**Records provided:**
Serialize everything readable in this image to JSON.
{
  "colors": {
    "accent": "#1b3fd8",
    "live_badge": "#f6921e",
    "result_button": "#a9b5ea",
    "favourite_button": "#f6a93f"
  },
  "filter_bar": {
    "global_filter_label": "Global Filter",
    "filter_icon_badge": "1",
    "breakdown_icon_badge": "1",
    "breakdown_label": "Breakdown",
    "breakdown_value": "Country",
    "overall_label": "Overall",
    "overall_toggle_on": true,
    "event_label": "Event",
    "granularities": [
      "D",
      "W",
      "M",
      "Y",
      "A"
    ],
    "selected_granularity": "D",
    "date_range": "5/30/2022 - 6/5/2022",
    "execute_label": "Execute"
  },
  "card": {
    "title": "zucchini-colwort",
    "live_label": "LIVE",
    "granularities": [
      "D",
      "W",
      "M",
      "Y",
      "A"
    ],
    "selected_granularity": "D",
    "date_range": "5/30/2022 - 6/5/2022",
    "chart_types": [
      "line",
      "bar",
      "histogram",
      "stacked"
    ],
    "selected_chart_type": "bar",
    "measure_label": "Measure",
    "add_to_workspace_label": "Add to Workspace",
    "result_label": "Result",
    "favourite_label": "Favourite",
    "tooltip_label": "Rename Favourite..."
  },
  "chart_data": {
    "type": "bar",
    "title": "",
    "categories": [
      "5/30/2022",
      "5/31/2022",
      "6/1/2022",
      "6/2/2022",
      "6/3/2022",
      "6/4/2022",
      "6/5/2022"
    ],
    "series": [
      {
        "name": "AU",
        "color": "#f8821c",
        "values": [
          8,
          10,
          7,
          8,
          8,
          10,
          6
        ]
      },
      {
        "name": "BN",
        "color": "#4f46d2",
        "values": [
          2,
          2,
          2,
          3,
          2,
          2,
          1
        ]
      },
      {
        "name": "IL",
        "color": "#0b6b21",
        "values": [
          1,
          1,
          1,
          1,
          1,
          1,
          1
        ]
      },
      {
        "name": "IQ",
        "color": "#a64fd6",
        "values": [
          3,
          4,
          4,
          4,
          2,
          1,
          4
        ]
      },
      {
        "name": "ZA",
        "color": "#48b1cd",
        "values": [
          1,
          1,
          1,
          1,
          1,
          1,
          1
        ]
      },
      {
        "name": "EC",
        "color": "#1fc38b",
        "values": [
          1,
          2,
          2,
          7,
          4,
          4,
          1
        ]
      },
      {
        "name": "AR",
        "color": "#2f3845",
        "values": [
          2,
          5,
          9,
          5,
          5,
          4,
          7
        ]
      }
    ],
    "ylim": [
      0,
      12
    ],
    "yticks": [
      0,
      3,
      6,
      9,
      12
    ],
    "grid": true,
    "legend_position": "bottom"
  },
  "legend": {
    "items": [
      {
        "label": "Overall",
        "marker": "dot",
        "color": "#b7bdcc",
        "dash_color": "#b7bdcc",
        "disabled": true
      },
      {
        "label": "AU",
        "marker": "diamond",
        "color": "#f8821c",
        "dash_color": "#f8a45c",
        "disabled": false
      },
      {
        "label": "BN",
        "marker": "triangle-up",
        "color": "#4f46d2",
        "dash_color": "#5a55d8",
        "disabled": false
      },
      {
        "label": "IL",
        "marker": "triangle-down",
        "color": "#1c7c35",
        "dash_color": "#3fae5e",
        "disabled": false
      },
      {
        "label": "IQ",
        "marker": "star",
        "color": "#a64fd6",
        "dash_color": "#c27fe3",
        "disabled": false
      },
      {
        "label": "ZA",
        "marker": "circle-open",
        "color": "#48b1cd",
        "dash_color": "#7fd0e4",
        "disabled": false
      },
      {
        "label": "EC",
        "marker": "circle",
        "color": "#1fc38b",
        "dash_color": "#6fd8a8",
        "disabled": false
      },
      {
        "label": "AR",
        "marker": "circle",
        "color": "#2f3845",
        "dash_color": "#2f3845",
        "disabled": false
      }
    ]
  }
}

**Exercise:** All of the lines above must be returned exactly.

**Exercise result:**
Serialize everything readable in this image to JSON.
{
  "colors": {
    "accent": "#1b3fd8",
    "live_badge": "#f6921e",
    "result_button": "#a9b5ea",
    "favourite_button": "#f6a93f"
  },
  "filter_bar": {
    "global_filter_label": "Global Filter",
    "filter_icon_badge": "1",
    "breakdown_icon_badge": "1",
    "breakdown_label": "Breakdown",
    "breakdown_value": "Country",
    "overall_label": "Overall",
    "overall_toggle_on": true,
    "event_label": "Event",
    "granularities": [
      "D",
      "W",
      "M",
      "Y",
      "A"
    ],
    "selected_granularity": "D",
    "date_range": "5/30/2022 - 6/5/2022",
    "execute_label": "Execute"
  },
  "card": {
    "title": "zucchini-colwort",
    "live_label": "LIVE",
    "granularities": [
      "D",
      "W",
      "M",
      "Y",
      "A"
    ],
    "selected_granularity": "D",
    "date_range": "5/30/2022 - 6/5/2022",
    "chart_types": [
      "line",
      "bar",
      "histogram",
      "stacked"
    ],
    "selected_chart_type": "bar",
    "measure_label": "Measure",
    "add_to_workspace_label": "Add to Workspace",
    "result_label": "Result",
    "favourite_label": "Favourite",
    "tooltip_label": "Rename Favourite..."
  },
  "chart_data": {
    "type": "bar",
    "title": "",
    "categories": [
      "5/30/2022",
      "5/31/2022",
      "6/1/2022",
      "6/2/2022",
      "6/3/2022",
      "6/4/2022",
      "6/5/2022"
    ],
    "series": [
      {
        "name": "AU",
        "color": "#f8821c",
        "values": [
          8,
          10,
          7,
          8,
          8,
          10,
          6
        ]
      },
      {
        "name": "BN",
        "color": "#4f46d2",
        "values": [
          2,
          2,
          2,
          3,
          2,
          2,
          1
        ]
      },
      {
        "name": "IL",
        "color": "#0b6b21",
        "values": [
          1,
          1,
          1,
          1,
          1,
          1,
          1
        ]
      },
      {
        "name": "IQ",
        "color": "#a64fd6",
        "values": [
          3,
          4,
          4,
          4,
          2,
          1,
          4
        ]
      },
      {
        "name": "ZA",
        "color": "#48b1cd",
        "values": [
          1,
          1,
          1,
          1,
          1,
          1,
          1
        ]
      },
      {
        "name": "EC",
        "color": "#1fc38b",
        "values": [
          1,
          2,
          2,
          7,
          4,
          4,
          1
        ]
      },
      {
        "name": "AR",
        "color": "#2f3845",
        "values": [
          2,
          5,
          9,
          5,
          5,
          4,
          7
        ]
      }
    ],
    "ylim": [
      0,
      12
    ],
    "yticks": [
      0,
      3,
      6,
      9,
      12
    ],
    "grid": true,
    "legend_position": "bottom"
  },
  "legend": {
    "items": [
      {
        "label": "Overall",
        "marker": "dot",
        "color": "#b7bdcc",
        "dash_color": "#b7bdcc",
        "disabled": true
      },
      {
        "label": "AU",
        "marker": "diamond",
        "color": "#f8821c",
        "dash_color": "#f8a45c",
        "disabled": false
      },
      {
        "label": "BN",
        "marker": "triangle-up",
        "color": "#4f46d2",
        "dash_color": "#5a55d8",
        "disabled": false
      },
      {
        "label": "IL",
        "marker": "triangle-down",
        "color": "#1c7c35",
        "dash_color": "#3fae5e",
        "disabled": false
      },
      {
        "label": "IQ",
        "marker": "star",
        "color": "#a64fd6",
        "dash_color": "#c27fe3",
        "disabled": false
      },
      {
        "label": "ZA",
        "marker": "circle-open",
        "color": "#48b1cd",
        "dash_color": "#7fd0e4",
        "disabled": false
      },
      {
        "label": "EC",
        "marker": "circle",
        "color": "#1fc38b",
        "dash_color": "#6fd8a8",
        "disabled": false
      },
      {
        "label": "AR",
        "marker": "circle",
        "color": "#2f3845",
        "dash_color": "#2f3845",
        "disabled": false
      }
    ]
  }
}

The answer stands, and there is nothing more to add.